§ **Aim**
Check each line of the records below for the word "目标骨龄身高生长实现方法" and copy those where it appears.

§ **Records supplied**
+-------+

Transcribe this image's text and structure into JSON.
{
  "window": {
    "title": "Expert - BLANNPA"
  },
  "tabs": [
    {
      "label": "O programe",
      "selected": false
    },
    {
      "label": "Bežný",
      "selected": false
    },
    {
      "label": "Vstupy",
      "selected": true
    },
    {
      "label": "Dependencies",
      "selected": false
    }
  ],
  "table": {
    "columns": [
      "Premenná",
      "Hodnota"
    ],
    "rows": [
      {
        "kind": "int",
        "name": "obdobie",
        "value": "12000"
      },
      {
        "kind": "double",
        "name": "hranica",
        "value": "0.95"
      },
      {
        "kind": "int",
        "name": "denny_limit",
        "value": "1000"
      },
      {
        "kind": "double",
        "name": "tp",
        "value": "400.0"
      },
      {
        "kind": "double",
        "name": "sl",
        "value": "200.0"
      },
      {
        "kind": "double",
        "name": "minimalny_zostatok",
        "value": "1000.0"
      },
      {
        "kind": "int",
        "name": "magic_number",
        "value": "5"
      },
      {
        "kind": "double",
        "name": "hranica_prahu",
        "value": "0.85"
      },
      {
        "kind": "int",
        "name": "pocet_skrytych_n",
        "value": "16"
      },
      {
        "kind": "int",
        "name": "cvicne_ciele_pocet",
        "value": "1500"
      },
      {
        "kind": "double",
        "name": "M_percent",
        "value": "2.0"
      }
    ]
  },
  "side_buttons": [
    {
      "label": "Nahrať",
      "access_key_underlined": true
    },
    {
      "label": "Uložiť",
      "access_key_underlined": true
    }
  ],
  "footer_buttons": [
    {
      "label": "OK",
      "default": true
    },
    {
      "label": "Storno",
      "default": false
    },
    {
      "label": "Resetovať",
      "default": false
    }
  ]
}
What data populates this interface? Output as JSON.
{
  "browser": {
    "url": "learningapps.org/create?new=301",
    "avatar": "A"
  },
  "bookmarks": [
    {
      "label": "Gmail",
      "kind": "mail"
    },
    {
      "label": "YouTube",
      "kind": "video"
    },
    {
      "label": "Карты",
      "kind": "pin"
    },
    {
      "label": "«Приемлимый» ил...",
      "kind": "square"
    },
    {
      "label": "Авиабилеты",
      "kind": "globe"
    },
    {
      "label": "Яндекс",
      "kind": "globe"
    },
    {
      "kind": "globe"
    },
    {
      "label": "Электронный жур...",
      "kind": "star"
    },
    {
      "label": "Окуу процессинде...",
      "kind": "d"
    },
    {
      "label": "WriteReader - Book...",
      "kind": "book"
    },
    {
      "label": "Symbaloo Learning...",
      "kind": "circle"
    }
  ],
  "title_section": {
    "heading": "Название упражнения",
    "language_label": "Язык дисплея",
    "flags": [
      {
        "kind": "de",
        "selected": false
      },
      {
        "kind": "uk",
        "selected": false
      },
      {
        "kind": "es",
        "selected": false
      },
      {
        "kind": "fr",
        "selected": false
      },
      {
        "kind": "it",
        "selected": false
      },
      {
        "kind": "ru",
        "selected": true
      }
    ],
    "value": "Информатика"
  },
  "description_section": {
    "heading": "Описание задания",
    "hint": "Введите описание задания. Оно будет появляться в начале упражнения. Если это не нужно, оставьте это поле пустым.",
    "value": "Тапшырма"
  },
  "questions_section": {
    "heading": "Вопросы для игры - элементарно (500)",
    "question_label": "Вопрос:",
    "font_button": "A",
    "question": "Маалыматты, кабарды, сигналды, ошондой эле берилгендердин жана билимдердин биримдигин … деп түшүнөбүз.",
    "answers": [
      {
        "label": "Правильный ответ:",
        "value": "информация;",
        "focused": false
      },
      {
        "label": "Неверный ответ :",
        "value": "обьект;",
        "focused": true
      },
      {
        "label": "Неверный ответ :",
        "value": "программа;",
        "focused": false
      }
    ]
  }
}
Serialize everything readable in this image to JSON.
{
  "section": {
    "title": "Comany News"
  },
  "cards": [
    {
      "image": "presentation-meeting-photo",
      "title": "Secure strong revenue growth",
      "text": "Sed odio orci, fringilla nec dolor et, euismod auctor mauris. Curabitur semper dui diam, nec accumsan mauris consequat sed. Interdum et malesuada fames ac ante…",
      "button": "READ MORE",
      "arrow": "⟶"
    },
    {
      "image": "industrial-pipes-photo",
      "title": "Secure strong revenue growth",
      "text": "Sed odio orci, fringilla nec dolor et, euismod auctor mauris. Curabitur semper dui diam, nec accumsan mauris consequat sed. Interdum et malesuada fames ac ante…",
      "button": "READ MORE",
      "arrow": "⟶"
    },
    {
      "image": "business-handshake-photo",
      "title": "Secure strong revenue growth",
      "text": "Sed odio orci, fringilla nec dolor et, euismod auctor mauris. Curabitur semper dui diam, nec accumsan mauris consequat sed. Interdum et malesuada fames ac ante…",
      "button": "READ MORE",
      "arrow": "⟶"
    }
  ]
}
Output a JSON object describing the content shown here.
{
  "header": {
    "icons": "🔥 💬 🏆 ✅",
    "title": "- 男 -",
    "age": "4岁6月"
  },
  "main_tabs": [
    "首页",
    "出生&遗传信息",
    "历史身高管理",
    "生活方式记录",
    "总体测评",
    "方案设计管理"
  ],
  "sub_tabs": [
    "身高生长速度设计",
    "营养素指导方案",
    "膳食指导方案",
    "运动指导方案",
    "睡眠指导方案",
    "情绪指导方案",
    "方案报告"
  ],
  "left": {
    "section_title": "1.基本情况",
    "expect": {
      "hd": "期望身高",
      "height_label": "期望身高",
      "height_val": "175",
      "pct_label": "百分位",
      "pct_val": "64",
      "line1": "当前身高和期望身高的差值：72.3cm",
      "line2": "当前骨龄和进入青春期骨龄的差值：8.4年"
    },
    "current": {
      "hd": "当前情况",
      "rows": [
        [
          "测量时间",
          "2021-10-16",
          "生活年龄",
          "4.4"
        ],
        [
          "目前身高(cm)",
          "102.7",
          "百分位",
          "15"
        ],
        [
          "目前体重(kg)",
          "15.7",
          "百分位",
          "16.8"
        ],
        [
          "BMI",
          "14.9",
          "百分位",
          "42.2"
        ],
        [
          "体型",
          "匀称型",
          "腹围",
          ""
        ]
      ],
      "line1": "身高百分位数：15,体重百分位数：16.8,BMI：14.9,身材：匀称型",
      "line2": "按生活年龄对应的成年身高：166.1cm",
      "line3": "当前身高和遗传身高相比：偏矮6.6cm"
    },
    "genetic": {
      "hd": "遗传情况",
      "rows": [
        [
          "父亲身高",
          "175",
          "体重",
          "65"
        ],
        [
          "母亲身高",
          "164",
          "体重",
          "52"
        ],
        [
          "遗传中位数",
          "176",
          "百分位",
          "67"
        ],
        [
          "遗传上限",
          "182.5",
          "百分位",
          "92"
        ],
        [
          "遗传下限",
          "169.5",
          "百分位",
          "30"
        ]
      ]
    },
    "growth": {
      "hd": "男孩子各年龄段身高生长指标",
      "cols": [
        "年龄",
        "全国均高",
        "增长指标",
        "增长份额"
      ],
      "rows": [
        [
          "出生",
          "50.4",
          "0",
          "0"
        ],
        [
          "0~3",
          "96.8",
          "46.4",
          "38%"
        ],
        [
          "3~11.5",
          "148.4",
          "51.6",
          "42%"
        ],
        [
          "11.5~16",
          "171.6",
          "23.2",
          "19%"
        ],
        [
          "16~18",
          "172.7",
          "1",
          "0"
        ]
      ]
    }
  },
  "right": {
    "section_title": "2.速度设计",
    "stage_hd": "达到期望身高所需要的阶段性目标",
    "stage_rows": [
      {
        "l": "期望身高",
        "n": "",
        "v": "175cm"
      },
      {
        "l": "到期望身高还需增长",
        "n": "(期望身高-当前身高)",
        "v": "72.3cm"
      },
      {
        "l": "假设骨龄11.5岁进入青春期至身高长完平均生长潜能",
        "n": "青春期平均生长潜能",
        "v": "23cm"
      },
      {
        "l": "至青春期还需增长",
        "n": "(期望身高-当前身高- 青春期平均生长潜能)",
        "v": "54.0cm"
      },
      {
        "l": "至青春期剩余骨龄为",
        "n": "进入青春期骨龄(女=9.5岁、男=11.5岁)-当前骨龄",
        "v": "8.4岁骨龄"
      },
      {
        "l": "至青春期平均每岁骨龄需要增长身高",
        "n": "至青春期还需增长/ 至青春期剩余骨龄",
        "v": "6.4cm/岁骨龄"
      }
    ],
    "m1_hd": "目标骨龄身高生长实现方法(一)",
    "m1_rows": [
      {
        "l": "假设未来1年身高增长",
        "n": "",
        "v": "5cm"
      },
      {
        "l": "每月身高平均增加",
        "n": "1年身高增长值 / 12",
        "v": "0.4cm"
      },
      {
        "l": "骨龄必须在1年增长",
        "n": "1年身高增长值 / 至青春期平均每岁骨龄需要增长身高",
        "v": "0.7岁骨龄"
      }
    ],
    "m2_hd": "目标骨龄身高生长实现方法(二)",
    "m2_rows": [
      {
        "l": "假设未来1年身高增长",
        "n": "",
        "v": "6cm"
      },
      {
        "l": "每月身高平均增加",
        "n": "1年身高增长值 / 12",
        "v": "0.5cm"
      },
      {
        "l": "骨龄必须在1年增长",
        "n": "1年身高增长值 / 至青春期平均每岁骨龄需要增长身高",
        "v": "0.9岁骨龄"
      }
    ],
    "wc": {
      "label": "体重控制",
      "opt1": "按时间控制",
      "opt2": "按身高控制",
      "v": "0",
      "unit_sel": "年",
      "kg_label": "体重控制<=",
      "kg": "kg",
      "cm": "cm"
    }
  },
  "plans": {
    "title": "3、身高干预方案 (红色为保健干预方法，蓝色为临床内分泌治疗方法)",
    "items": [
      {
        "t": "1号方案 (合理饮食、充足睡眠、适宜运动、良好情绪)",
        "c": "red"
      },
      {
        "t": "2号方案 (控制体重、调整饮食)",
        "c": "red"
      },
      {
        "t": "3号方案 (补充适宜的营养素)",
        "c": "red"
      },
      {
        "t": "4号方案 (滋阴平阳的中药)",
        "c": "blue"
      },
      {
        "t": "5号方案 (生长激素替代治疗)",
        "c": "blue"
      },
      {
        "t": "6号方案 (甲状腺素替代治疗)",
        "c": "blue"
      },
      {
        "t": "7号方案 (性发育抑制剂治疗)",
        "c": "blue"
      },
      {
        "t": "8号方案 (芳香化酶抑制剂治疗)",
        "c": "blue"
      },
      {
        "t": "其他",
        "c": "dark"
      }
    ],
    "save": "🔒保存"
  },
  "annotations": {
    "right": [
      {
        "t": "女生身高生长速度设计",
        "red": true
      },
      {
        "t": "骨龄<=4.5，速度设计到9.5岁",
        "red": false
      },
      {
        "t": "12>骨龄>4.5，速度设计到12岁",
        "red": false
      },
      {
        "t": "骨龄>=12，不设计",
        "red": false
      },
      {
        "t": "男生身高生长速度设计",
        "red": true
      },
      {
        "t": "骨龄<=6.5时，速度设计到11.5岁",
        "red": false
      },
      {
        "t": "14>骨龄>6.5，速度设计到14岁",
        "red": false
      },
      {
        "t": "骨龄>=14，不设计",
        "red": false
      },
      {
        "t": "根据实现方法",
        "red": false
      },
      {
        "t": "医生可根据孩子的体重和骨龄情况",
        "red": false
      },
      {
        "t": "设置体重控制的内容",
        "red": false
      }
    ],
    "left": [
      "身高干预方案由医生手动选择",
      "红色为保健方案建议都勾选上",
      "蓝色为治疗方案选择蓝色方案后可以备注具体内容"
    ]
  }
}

+-------+

§ **Reply**
    "m1_hd": "目标骨龄身高生长实现方法(一)",
    "m2_hd": "目标骨龄身高生长实现方法(二)",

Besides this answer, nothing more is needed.